> What to do:
Gather all lines from the material that contain the word "data".

> Information supplied:
=-=-=-=-=

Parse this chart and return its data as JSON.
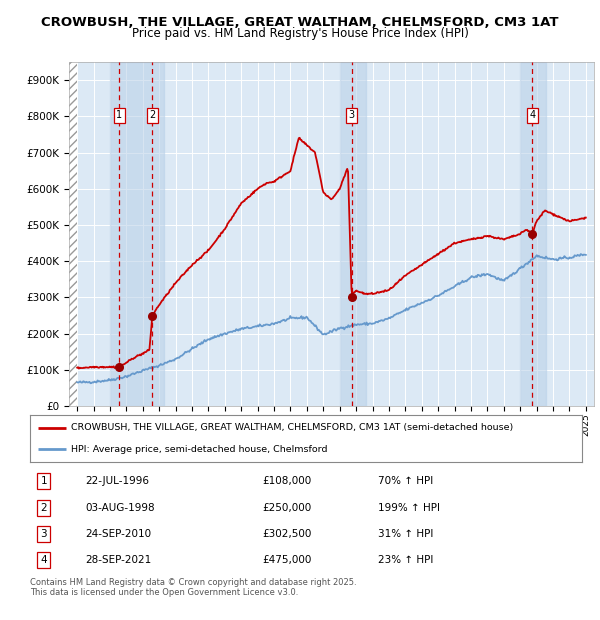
{
  "title_line1": "CROWBUSH, THE VILLAGE, GREAT WALTHAM, CHELMSFORD, CM3 1AT",
  "title_line2": "Price paid vs. HM Land Registry's House Price Index (HPI)",
  "ylim": [
    0,
    950000
  ],
  "yticks": [
    0,
    100000,
    200000,
    300000,
    400000,
    500000,
    600000,
    700000,
    800000,
    900000
  ],
  "ytick_labels": [
    "£0",
    "£100K",
    "£200K",
    "£300K",
    "£400K",
    "£500K",
    "£600K",
    "£700K",
    "£800K",
    "£900K"
  ],
  "plot_bg_color": "#dce9f5",
  "grid_color": "#ffffff",
  "red_line_color": "#cc0000",
  "blue_line_color": "#6699cc",
  "sale_dot_color": "#990000",
  "dashed_line_color": "#cc0000",
  "legend_label_red": "CROWBUSH, THE VILLAGE, GREAT WALTHAM, CHELMSFORD, CM3 1AT (semi-detached house)",
  "legend_label_blue": "HPI: Average price, semi-detached house, Chelmsford",
  "footer_text": "Contains HM Land Registry data © Crown copyright and database right 2025.\nThis data is licensed under the Open Government Licence v3.0.",
  "transactions": [
    {
      "id": 1,
      "date": "22-JUL-1996",
      "year": 1996.55,
      "price": 108000,
      "hpi_pct": "70%",
      "arrow": "↑"
    },
    {
      "id": 2,
      "date": "03-AUG-1998",
      "year": 1998.58,
      "price": 250000,
      "hpi_pct": "199%",
      "arrow": "↑"
    },
    {
      "id": 3,
      "date": "24-SEP-2010",
      "year": 2010.73,
      "price": 302500,
      "hpi_pct": "31%",
      "arrow": "↑"
    },
    {
      "id": 4,
      "date": "28-SEP-2021",
      "year": 2021.73,
      "price": 475000,
      "hpi_pct": "23%",
      "arrow": "↑"
    }
  ],
  "xlim_start": 1993.5,
  "xlim_end": 2025.5,
  "hpi_keypoints_x": [
    1994,
    1995,
    1996,
    1997,
    1998,
    1999,
    2000,
    2001,
    2002,
    2003,
    2004,
    2005,
    2006,
    2007,
    2008,
    2009,
    2010,
    2011,
    2012,
    2013,
    2014,
    2015,
    2016,
    2017,
    2018,
    2019,
    2020,
    2021,
    2022,
    2023,
    2024,
    2025
  ],
  "hpi_keypoints_y": [
    65000,
    67000,
    72000,
    82000,
    98000,
    112000,
    130000,
    158000,
    185000,
    200000,
    213000,
    220000,
    228000,
    242000,
    245000,
    197000,
    215000,
    225000,
    228000,
    242000,
    265000,
    285000,
    305000,
    330000,
    355000,
    365000,
    345000,
    380000,
    415000,
    405000,
    410000,
    420000
  ],
  "red_keypoints_x": [
    1994,
    1995,
    1996.0,
    1996.55,
    1997.0,
    1997.5,
    1998.0,
    1998.4,
    1998.58,
    1999,
    2000,
    2001,
    2002,
    2003,
    2004,
    2005,
    2005.5,
    2006,
    2007,
    2007.5,
    2008,
    2008.5,
    2009,
    2009.5,
    2010.0,
    2010.5,
    2010.73,
    2010.8,
    2011,
    2011.5,
    2012,
    2013,
    2014,
    2015,
    2016,
    2017,
    2018,
    2019,
    2020,
    2021.0,
    2021.4,
    2021.73,
    2022,
    2022.5,
    2023,
    2023.5,
    2024,
    2024.5,
    2025
  ],
  "red_keypoints_y": [
    105000,
    108000,
    108000,
    108000,
    120000,
    135000,
    145000,
    155000,
    250000,
    280000,
    340000,
    390000,
    430000,
    490000,
    560000,
    600000,
    615000,
    620000,
    650000,
    740000,
    720000,
    700000,
    590000,
    570000,
    600000,
    660000,
    302500,
    308000,
    320000,
    310000,
    310000,
    320000,
    360000,
    390000,
    420000,
    450000,
    460000,
    470000,
    460000,
    475000,
    488000,
    475000,
    510000,
    540000,
    530000,
    520000,
    510000,
    515000,
    520000
  ]
}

=-=-=-=-=

> Response to this task:
Parse this chart and return its data as JSON.
  "footer_text": "Contains HM Land Registry data © Crown copyright and database right 2025.\nThis data is licensed under the Open Government Licence v3.0.",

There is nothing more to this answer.